• _Data excerpts_
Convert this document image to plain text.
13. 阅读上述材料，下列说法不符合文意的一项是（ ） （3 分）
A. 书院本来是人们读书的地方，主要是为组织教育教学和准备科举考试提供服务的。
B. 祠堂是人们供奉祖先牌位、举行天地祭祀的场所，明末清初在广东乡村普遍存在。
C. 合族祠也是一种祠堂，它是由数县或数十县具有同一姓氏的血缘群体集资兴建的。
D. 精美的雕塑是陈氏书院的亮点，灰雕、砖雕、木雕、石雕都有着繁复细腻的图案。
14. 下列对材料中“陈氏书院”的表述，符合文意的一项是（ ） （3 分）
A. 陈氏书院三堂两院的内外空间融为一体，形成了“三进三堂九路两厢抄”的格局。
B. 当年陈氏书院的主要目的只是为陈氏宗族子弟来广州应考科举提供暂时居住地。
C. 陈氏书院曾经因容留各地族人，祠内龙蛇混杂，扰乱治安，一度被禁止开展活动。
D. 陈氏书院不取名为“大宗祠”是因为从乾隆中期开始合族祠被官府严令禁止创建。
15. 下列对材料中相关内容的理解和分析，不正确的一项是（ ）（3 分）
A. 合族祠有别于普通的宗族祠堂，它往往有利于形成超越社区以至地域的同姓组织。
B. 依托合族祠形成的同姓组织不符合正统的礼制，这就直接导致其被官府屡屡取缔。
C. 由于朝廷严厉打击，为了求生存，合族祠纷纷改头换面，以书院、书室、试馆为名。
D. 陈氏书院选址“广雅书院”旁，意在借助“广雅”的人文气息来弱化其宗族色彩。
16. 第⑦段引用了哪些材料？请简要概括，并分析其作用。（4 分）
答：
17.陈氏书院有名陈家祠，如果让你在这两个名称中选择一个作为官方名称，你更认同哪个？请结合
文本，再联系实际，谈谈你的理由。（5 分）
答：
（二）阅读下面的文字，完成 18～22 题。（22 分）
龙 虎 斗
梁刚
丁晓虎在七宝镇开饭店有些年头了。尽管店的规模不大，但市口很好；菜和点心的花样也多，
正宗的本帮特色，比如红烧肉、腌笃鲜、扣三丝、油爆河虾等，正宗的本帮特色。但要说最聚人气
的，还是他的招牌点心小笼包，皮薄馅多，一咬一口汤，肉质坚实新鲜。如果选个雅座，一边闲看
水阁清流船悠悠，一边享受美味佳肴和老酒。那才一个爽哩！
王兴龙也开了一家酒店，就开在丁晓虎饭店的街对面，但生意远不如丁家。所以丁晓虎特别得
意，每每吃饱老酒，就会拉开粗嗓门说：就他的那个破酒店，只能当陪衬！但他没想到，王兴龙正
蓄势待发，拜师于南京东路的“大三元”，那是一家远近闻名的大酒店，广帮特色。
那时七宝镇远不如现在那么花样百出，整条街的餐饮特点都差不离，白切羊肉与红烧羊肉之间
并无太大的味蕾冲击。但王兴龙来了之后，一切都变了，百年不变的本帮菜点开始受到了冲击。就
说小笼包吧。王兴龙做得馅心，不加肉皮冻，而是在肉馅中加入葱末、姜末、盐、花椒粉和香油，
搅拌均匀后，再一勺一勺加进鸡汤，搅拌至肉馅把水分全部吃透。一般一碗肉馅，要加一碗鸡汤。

• _Problem to work on_
Reproduce the material verbatim, line by line.

• _Exercise solution_
Convert this document image to plain text.
13. 阅读上述材料，下列说法不符合文意的一项是（ ） （3 分）
A. 书院本来是人们读书的地方，主要是为组织教育教学和准备科举考试提供服务的。
B. 祠堂是人们供奉祖先牌位、举行天地祭祀的场所，明末清初在广东乡村普遍存在。
C. 合族祠也是一种祠堂，它是由数县或数十县具有同一姓氏的血缘群体集资兴建的。
D. 精美的雕塑是陈氏书院的亮点，灰雕、砖雕、木雕、石雕都有着繁复细腻的图案。
14. 下列对材料中“陈氏书院”的表述，符合文意的一项是（ ） （3 分）
A. 陈氏书院三堂两院的内外空间融为一体，形成了“三进三堂九路两厢抄”的格局。
B. 当年陈氏书院的主要目的只是为陈氏宗族子弟来广州应考科举提供暂时居住地。
C. 陈氏书院曾经因容留各地族人，祠内龙蛇混杂，扰乱治安，一度被禁止开展活动。
D. 陈氏书院不取名为“大宗祠”是因为从乾隆中期开始合族祠被官府严令禁止创建。
15. 下列对材料中相关内容的理解和分析，不正确的一项是（ ）（3 分）
A. 合族祠有别于普通的宗族祠堂，它往往有利于形成超越社区以至地域的同姓组织。
B. 依托合族祠形成的同姓组织不符合正统的礼制，这就直接导致其被官府屡屡取缔。
C. 由于朝廷严厉打击，为了求生存，合族祠纷纷改头换面，以书院、书室、试馆为名。
D. 陈氏书院选址“广雅书院”旁，意在借助“广雅”的人文气息来弱化其宗族色彩。
16. 第⑦段引用了哪些材料？请简要概括，并分析其作用。（4 分）
答：
17.陈氏书院有名陈家祠，如果让你在这两个名称中选择一个作为官方名称，你更认同哪个？请结合
文本，再联系实际，谈谈你的理由。（5 分）
答：
（二）阅读下面的文字，完成 18～22 题。（22 分）
龙 虎 斗
梁刚
丁晓虎在七宝镇开饭店有些年头了。尽管店的规模不大，但市口很好；菜和点心的花样也多，
正宗的本帮特色，比如红烧肉、腌笃鲜、扣三丝、油爆河虾等，正宗的本帮特色。但要说最聚人气
的，还是他的招牌点心小笼包，皮薄馅多，一咬一口汤，肉质坚实新鲜。如果选个雅座，一边闲看
水阁清流船悠悠，一边享受美味佳肴和老酒。那才一个爽哩！
王兴龙也开了一家酒店，就开在丁晓虎饭店的街对面，但生意远不如丁家。所以丁晓虎特别得
意，每每吃饱老酒，就会拉开粗嗓门说：就他的那个破酒店，只能当陪衬！但他没想到，王兴龙正
蓄势待发，拜师于南京东路的“大三元”，那是一家远近闻名的大酒店，广帮特色。
那时七宝镇远不如现在那么花样百出，整条街的餐饮特点都差不离，白切羊肉与红烧羊肉之间
并无太大的味蕾冲击。但王兴龙来了之后，一切都变了，百年不变的本帮菜点开始受到了冲击。就
说小笼包吧。王兴龙做得馅心，不加肉皮冻，而是在肉馅中加入葱末、姜末、盐、花椒粉和香油，
搅拌均匀后，再一勺一勺加进鸡汤，搅拌至肉馅把水分全部吃透。一般一碗肉馅，要加一碗鸡汤。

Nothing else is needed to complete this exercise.